(Dataset excerpt)
BEGIN
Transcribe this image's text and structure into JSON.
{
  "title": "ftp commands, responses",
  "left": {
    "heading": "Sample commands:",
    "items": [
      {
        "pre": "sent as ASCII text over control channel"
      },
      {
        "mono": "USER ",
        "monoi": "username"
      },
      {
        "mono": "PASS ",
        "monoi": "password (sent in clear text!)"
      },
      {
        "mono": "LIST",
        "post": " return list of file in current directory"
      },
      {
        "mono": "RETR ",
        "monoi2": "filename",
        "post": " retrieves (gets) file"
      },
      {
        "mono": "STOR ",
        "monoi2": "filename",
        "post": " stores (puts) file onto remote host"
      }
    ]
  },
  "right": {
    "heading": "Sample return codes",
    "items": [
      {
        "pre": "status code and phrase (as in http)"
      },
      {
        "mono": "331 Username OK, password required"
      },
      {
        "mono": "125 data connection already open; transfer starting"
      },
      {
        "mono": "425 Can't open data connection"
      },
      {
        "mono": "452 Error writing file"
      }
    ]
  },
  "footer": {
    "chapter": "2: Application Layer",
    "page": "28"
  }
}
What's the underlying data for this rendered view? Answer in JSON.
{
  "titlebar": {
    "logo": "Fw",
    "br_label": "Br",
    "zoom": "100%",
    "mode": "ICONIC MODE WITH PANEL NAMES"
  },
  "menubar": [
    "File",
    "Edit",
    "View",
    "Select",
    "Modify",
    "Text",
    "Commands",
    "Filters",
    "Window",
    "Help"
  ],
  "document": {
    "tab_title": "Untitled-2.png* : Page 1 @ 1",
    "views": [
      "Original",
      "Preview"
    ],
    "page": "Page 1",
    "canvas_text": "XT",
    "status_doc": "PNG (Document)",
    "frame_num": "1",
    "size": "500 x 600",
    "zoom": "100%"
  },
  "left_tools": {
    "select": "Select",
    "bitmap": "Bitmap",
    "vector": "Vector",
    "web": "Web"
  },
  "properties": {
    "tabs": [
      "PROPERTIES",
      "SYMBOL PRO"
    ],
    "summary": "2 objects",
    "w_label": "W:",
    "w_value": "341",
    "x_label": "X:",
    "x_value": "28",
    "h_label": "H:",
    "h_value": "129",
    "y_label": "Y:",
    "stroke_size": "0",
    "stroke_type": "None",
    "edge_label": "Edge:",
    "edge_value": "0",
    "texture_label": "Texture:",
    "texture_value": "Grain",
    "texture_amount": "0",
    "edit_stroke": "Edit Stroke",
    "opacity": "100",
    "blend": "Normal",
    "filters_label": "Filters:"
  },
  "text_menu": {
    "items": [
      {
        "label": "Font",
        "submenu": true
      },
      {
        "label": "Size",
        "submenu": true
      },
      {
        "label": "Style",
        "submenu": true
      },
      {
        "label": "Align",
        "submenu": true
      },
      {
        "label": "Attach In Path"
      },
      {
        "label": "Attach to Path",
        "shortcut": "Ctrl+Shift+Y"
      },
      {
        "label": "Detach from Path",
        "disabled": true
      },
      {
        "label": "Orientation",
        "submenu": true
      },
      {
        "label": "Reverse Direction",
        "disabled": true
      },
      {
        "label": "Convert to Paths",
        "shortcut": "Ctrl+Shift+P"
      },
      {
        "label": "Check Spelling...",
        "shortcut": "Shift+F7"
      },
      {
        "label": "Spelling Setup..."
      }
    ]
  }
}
END
> **Given problem**:
Work out the number of lines above that include the string "heading" and write only that number.

> **Response to this exercise**:
2